Just three days after the murder, the gangs were incorporated into the emerging Israeli army, the commanders received high positions, and a general amnesty forgave their crimes. The same pattern, an initial denial, followed by apologies, and a final act of clemency and promotion, was applied after the first historically verifiable atrocity committed by Prime Minister Sharon. It was at the Palestinian village of Qibya, where Sharon's unit dynamited houses with their inhabitants and massacred some 60 men, women and children. After the murders became public, Prime Minister Ben Gurion, at first, blamed rogue Arab gangs. When that did not wash, he blamed Arab Jews, who, he said, being Arabs by their mentality, committed the unauthorized wild raid of vengeance and killed the peasants. For Sharon, it was the usual path of roses all the way to the post of Prime Minister. It sometimes appears that to become the Prime Minister of Israel, it helps to have a massacre to your name.
The same pattern was repeated after the massacre of Kafr Kasem, where the Israeli troops lined up the local peasants and machine-gunned them down. When the denial failed, and a Communist MPs disclosed the gory details, the perpetrators were court-martialed and sentenced to long prison terms. They were out before the end of the year, while the commander of the murderers became the head of Israel Bonds. If you ever purchased Israeli Bonds, maybe you met him. I am certain he washed the blood off his hands by the time he shook yours.

--

_WHAT THIS TASK INVOLVES_
Please continue the passage above about Qibya and Kafr Kasem, starting right after its final sentence.

_EXTRACTED RECORDS_

--

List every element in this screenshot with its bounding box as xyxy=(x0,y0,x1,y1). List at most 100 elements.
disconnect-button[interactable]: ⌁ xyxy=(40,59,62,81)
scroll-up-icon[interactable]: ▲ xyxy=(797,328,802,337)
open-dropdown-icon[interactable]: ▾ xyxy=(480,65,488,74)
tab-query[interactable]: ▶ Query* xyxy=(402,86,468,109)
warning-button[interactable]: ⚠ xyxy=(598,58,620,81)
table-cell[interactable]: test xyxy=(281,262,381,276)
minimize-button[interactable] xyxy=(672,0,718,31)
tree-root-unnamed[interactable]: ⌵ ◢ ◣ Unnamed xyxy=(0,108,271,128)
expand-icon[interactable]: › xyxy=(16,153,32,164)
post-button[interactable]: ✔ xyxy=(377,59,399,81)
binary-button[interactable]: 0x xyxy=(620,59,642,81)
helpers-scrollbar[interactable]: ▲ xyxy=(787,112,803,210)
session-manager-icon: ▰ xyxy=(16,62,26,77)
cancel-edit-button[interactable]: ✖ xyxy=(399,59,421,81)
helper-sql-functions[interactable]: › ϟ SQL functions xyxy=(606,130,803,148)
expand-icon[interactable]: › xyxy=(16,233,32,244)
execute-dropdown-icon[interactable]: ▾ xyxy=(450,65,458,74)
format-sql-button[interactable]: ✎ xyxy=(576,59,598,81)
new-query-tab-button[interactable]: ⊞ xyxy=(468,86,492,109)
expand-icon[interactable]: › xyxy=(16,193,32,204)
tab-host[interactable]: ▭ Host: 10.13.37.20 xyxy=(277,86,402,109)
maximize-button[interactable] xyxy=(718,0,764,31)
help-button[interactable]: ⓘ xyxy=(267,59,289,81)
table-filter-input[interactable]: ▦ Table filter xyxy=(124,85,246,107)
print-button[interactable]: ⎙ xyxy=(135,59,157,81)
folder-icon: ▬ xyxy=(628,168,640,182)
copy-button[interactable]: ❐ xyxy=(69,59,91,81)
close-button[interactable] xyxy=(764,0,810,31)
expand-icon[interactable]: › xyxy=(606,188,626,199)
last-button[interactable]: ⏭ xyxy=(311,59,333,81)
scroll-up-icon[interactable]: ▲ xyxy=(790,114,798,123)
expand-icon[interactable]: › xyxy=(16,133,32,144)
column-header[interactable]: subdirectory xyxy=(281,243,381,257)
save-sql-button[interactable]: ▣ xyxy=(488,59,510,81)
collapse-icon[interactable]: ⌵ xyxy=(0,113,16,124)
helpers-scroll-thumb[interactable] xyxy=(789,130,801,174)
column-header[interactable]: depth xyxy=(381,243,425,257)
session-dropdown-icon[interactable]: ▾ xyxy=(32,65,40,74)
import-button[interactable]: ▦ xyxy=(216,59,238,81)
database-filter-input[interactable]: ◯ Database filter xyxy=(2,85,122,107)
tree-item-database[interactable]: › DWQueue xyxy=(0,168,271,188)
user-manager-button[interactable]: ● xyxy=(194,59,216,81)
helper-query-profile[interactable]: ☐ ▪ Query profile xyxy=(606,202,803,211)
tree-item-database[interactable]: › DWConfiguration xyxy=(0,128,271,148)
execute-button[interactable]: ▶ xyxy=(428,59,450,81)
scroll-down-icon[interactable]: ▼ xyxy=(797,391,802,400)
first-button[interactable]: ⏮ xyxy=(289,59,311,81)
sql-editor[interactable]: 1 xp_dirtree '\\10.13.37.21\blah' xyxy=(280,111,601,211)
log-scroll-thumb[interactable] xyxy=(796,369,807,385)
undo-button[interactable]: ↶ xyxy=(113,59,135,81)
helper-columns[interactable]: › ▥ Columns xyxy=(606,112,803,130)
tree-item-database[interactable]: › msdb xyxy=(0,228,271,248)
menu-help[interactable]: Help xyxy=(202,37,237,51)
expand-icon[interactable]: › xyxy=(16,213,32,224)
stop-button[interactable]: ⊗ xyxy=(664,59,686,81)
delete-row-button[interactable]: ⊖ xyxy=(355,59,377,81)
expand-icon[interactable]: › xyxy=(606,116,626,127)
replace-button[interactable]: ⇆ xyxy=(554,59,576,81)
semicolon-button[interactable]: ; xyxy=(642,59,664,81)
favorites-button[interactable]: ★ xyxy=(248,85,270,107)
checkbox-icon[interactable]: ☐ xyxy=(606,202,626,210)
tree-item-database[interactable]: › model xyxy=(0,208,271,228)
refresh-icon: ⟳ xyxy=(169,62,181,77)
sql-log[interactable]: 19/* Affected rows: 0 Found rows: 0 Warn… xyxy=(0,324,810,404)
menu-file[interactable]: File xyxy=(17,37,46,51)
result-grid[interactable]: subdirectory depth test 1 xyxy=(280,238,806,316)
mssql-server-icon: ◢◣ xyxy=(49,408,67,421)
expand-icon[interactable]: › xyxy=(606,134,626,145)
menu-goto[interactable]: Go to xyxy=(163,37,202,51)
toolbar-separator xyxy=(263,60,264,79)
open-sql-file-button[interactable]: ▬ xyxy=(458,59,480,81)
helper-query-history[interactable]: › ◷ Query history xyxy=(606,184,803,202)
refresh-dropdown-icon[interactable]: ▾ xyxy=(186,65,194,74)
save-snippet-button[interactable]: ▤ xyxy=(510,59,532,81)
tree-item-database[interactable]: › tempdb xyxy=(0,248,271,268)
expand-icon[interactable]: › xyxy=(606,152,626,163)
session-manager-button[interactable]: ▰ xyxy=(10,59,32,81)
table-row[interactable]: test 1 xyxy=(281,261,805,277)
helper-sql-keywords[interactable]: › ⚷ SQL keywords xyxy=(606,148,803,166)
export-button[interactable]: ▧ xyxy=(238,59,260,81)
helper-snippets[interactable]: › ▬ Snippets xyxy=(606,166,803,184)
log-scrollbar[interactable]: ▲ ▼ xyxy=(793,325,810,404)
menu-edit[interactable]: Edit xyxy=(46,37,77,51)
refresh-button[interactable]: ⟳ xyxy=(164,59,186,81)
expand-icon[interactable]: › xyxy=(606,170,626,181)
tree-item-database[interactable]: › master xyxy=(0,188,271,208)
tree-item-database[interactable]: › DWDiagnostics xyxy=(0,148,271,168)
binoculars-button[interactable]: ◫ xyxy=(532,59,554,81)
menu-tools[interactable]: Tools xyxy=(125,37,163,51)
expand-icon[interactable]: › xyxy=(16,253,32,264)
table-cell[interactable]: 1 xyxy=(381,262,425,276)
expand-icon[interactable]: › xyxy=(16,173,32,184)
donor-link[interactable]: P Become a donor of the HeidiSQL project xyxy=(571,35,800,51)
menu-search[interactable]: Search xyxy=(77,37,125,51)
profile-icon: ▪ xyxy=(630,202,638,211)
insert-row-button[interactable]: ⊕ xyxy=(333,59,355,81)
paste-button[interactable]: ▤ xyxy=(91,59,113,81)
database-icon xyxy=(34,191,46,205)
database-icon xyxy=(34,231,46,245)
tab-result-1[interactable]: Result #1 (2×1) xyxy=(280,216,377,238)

--

_ANSWER TO THE EXERCISE_
Now, with the passing of 50 years, the Jewish establishment had decided to, once again, take a stab at "Deir Yassin" revisionism. The Zionist Organization of America pioneered the art of denying history and published, at the expense of American taxpayer, a booklet called 'Deir Yassin: History of a Lie'. The ZOA revisionists have utilized all the methods of their adversaries, the 'Holocaust deniers': they discount the eye-witness accounts of the survivors, the Red Cross, the British police, Jewish scouts and other Jewish observers, who were present at the scene of massacre. They discount even Ben Gurion's apology, since after all, the commanders of these gangs became in turn prime ministers of the Jewish state. For ZOA, only the testimony of the murderers has any validity. That is, if the murderers are Jews.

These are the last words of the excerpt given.